PROVIDED RECORDS »
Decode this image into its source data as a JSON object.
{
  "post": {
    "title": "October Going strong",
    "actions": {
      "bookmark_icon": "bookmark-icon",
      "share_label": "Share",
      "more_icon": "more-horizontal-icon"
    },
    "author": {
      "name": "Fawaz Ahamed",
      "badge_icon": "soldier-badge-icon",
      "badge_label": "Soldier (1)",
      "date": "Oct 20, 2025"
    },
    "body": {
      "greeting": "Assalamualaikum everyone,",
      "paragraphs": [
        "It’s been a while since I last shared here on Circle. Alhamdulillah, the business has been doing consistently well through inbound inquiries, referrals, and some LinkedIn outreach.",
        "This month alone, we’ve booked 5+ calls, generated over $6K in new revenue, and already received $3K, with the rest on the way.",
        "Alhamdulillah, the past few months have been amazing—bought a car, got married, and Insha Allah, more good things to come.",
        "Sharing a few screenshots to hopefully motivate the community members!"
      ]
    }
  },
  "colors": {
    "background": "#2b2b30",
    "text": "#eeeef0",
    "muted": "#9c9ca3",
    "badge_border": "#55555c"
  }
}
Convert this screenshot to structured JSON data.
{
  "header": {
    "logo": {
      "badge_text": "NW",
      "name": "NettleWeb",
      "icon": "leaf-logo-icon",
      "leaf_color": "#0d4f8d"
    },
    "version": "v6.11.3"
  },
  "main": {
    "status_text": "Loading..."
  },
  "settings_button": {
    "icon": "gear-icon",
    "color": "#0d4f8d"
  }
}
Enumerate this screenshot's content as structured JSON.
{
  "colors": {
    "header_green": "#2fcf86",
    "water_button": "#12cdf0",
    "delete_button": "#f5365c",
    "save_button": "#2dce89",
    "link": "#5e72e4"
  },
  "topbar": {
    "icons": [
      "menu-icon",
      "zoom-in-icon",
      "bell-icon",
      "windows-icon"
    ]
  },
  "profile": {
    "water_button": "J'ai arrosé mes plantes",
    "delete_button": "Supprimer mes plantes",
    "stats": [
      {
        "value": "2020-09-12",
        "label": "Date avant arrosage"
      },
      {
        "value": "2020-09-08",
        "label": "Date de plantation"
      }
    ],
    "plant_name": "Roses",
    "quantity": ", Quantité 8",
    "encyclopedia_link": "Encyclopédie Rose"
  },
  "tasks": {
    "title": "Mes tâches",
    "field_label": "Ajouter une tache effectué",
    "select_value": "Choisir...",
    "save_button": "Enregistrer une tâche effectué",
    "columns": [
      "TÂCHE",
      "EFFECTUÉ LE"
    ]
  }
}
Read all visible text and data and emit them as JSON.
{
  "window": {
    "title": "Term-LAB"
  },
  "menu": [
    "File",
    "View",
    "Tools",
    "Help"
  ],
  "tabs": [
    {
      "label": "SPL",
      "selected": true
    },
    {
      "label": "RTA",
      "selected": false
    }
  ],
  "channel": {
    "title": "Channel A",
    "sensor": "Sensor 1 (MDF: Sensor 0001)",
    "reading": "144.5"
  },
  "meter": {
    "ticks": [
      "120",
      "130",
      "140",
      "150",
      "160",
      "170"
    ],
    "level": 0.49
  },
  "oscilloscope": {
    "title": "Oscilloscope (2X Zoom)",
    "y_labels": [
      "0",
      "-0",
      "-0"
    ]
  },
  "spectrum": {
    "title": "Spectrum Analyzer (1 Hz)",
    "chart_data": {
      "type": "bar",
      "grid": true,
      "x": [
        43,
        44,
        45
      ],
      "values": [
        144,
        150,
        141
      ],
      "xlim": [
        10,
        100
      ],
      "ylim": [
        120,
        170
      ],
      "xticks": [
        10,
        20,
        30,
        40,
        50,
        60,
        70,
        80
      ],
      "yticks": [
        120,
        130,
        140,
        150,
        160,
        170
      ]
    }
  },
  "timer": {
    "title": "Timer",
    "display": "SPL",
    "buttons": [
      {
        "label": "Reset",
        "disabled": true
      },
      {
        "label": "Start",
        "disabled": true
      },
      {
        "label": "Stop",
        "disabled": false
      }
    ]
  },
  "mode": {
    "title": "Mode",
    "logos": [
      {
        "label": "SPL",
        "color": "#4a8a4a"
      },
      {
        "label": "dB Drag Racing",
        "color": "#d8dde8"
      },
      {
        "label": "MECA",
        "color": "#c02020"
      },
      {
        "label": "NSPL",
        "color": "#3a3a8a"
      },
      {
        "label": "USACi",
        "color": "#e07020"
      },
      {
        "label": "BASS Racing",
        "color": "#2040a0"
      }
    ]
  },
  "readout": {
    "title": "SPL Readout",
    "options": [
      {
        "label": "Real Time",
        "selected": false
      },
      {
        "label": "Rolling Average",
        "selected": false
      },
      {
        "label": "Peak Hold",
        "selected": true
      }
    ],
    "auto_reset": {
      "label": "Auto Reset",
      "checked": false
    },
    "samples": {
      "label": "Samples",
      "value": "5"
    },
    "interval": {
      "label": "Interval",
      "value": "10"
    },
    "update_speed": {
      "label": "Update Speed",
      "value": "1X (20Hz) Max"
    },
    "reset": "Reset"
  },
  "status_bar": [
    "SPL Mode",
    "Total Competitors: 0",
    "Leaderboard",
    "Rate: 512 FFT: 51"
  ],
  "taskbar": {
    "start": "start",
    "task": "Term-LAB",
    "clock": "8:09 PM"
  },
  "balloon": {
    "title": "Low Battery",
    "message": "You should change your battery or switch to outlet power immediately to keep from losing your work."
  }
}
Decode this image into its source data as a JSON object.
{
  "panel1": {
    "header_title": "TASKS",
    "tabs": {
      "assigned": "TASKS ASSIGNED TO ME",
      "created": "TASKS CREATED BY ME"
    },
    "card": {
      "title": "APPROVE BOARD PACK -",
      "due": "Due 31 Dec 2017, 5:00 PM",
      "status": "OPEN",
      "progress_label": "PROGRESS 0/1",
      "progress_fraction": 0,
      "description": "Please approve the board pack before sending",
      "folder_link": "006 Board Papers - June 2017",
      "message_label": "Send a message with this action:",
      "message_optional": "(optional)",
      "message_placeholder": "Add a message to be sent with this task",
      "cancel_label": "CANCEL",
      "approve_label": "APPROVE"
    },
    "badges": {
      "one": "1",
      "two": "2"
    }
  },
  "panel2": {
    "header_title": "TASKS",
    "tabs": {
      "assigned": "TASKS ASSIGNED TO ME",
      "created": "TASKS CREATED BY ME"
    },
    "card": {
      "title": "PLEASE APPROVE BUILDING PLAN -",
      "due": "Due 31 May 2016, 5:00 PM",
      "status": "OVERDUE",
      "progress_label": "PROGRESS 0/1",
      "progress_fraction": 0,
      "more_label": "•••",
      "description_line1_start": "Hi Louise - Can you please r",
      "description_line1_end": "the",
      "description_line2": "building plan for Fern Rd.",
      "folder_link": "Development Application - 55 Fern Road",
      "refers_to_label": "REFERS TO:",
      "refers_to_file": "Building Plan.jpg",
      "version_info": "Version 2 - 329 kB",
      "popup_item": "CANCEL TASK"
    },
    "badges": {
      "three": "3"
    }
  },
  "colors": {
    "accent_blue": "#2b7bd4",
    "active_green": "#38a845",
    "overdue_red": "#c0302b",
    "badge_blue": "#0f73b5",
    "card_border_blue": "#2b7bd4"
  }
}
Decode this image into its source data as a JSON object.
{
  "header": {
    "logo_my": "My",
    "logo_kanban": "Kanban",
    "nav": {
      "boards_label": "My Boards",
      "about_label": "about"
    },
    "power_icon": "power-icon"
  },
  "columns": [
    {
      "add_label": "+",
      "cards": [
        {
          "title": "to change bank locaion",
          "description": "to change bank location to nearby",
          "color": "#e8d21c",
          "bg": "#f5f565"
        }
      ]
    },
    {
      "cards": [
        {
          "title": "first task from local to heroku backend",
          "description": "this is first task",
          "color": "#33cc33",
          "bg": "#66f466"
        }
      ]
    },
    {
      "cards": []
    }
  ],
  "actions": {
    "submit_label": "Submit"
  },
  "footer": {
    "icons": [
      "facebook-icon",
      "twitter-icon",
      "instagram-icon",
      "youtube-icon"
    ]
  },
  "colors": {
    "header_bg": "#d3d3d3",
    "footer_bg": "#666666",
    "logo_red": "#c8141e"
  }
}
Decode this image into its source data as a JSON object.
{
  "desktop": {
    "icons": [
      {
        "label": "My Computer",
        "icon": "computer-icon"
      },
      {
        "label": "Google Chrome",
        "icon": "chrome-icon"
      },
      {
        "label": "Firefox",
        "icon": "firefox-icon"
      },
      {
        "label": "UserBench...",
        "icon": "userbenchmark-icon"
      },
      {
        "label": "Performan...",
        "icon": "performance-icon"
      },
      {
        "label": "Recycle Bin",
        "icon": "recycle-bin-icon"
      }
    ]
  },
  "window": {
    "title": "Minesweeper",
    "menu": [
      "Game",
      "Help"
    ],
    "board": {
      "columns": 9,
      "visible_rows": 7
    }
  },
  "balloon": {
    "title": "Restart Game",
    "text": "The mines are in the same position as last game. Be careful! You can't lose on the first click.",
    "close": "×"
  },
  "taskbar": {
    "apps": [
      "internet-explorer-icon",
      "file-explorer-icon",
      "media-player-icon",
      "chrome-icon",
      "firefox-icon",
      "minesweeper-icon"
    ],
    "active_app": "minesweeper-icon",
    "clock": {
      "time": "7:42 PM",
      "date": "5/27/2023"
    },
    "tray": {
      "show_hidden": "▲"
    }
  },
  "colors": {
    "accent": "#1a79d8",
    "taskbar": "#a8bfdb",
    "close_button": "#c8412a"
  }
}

WORK TO BE COMPLETED » Look through the entries above; copy every line holding the string "explorer".

COMPLETED EXERCISE »
      "internet-explorer-icon",
      "file-explorer-icon",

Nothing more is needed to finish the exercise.